• **OBJECTIVE**
Where a line of the material contains the string "with", copy that line.
+++
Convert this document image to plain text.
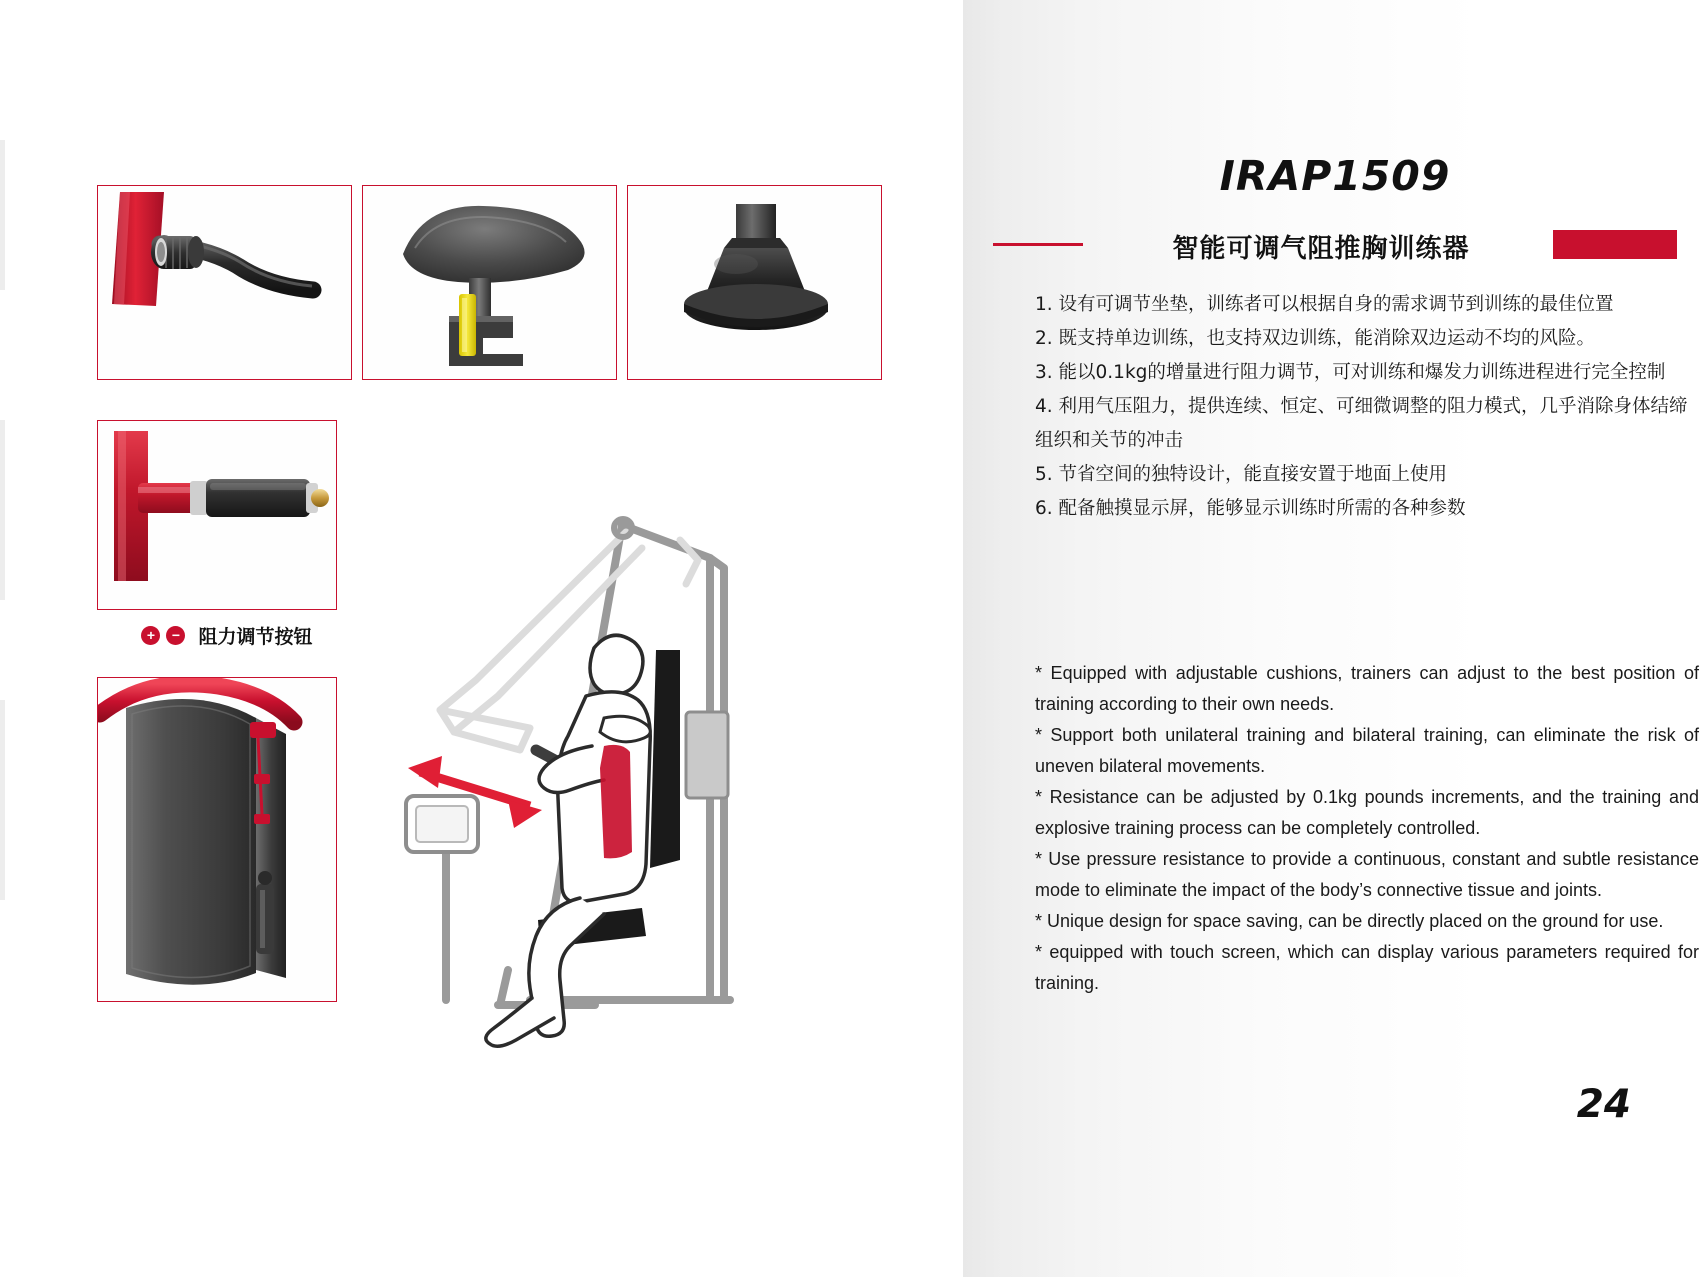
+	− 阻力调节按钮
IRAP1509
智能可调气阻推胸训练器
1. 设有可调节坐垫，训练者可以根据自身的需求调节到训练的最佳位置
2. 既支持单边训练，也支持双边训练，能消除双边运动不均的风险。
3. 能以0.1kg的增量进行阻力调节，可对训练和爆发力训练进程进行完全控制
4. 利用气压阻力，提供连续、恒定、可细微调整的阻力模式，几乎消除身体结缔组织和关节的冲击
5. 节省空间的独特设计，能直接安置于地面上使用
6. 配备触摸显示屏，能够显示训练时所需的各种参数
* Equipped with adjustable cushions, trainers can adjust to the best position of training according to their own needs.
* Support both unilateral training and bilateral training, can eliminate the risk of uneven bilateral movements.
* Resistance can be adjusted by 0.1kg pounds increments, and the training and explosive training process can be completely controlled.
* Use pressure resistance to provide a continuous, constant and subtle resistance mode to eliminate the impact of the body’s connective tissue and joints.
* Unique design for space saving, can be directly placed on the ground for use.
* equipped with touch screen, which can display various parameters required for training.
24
+++
• **WRITTEN RESPONSE**
* Equipped with adjustable cushions, trainers can adjust to the best position of training according to their own needs.
* equipped with touch screen, which can display various parameters required for training.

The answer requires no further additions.